- REQUIRED TASK
Output the material below in its entirety, exactly as given.

- EXERCISE INPUTS
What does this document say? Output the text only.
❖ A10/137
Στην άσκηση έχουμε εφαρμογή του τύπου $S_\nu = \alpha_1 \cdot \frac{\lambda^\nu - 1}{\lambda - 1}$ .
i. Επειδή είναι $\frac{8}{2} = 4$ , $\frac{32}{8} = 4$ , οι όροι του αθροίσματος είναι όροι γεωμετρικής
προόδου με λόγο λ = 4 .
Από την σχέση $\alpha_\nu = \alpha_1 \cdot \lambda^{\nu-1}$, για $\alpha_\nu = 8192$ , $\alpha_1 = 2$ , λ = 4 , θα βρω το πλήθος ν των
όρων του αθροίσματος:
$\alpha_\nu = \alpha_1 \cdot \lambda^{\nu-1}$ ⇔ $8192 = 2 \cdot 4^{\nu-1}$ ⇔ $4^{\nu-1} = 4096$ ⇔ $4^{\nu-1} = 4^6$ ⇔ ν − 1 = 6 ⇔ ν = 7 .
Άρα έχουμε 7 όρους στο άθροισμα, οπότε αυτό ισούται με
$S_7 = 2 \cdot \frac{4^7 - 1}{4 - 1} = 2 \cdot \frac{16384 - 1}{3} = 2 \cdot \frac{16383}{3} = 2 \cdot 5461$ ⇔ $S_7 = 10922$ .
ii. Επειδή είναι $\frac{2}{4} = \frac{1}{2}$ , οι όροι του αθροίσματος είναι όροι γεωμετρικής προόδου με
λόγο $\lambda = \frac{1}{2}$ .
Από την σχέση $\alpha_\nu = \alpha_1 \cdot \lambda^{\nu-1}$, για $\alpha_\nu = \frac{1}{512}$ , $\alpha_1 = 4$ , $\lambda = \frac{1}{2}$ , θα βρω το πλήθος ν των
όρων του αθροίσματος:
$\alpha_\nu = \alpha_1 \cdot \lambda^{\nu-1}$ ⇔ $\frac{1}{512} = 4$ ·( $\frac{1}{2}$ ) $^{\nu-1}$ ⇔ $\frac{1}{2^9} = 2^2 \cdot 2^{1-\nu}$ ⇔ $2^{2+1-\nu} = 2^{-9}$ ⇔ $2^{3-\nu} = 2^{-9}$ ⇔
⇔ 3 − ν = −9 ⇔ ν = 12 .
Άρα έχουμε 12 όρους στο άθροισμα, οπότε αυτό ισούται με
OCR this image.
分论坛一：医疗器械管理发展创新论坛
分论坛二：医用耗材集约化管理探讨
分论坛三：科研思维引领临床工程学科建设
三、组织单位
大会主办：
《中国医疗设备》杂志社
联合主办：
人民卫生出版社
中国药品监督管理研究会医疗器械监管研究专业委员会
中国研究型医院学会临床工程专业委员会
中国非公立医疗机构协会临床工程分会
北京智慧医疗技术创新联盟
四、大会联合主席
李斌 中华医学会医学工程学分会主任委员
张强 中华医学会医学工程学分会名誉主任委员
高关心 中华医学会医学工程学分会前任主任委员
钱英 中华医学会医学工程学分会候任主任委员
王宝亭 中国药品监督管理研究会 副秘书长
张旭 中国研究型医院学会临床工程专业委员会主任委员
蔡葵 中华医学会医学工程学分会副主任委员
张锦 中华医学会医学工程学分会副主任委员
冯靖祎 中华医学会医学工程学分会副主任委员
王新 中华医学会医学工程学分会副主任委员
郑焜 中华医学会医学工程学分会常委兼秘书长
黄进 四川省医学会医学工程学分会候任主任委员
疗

- EXERCISE RESPONSE
What does this document say? Output the text only.
❖ A10/137
Στην άσκηση έχουμε εφαρμογή του τύπου $S_\nu = \alpha_1 \cdot \frac{\lambda^\nu - 1}{\lambda - 1}$ .
i. Επειδή είναι $\frac{8}{2} = 4$ , $\frac{32}{8} = 4$ , οι όροι του αθροίσματος είναι όροι γεωμετρικής
προόδου με λόγο λ = 4 .
Από την σχέση $\alpha_\nu = \alpha_1 \cdot \lambda^{\nu-1}$, για $\alpha_\nu = 8192$ , $\alpha_1 = 2$ , λ = 4 , θα βρω το πλήθος ν των
όρων του αθροίσματος:
$\alpha_\nu = \alpha_1 \cdot \lambda^{\nu-1}$ ⇔ $8192 = 2 \cdot 4^{\nu-1}$ ⇔ $4^{\nu-1} = 4096$ ⇔ $4^{\nu-1} = 4^6$ ⇔ ν − 1 = 6 ⇔ ν = 7 .
Άρα έχουμε 7 όρους στο άθροισμα, οπότε αυτό ισούται με
$S_7 = 2 \cdot \frac{4^7 - 1}{4 - 1} = 2 \cdot \frac{16384 - 1}{3} = 2 \cdot \frac{16383}{3} = 2 \cdot 5461$ ⇔ $S_7 = 10922$ .
ii. Επειδή είναι $\frac{2}{4} = \frac{1}{2}$ , οι όροι του αθροίσματος είναι όροι γεωμετρικής προόδου με
λόγο $\lambda = \frac{1}{2}$ .
Από την σχέση $\alpha_\nu = \alpha_1 \cdot \lambda^{\nu-1}$, για $\alpha_\nu = \frac{1}{512}$ , $\alpha_1 = 4$ , $\lambda = \frac{1}{2}$ , θα βρω το πλήθος ν των
όρων του αθροίσματος:
$\alpha_\nu = \alpha_1 \cdot \lambda^{\nu-1}$ ⇔ $\frac{1}{512} = 4$ ·( $\frac{1}{2}$ ) $^{\nu-1}$ ⇔ $\frac{1}{2^9} = 2^2 \cdot 2^{1-\nu}$ ⇔ $2^{2+1-\nu} = 2^{-9}$ ⇔ $2^{3-\nu} = 2^{-9}$ ⇔
⇔ 3 − ν = −9 ⇔ ν = 12 .
Άρα έχουμε 12 όρους στο άθροισμα, οπότε αυτό ισούται με
OCR this image.
分论坛一：医疗器械管理发展创新论坛
分论坛二：医用耗材集约化管理探讨
分论坛三：科研思维引领临床工程学科建设
三、组织单位
大会主办：
《中国医疗设备》杂志社
联合主办：
人民卫生出版社
中国药品监督管理研究会医疗器械监管研究专业委员会
中国研究型医院学会临床工程专业委员会
中国非公立医疗机构协会临床工程分会
北京智慧医疗技术创新联盟
四、大会联合主席
李斌 中华医学会医学工程学分会主任委员
张强 中华医学会医学工程学分会名誉主任委员
高关心 中华医学会医学工程学分会前任主任委员
钱英 中华医学会医学工程学分会候任主任委员
王宝亭 中国药品监督管理研究会 副秘书长
张旭 中国研究型医院学会临床工程专业委员会主任委员
蔡葵 中华医学会医学工程学分会副主任委员
张锦 中华医学会医学工程学分会副主任委员
冯靖祎 中华医学会医学工程学分会副主任委员
王新 中华医学会医学工程学分会副主任委员
郑焜 中华医学会医学工程学分会常委兼秘书长
黄进 四川省医学会医学工程学分会候任主任委员
疗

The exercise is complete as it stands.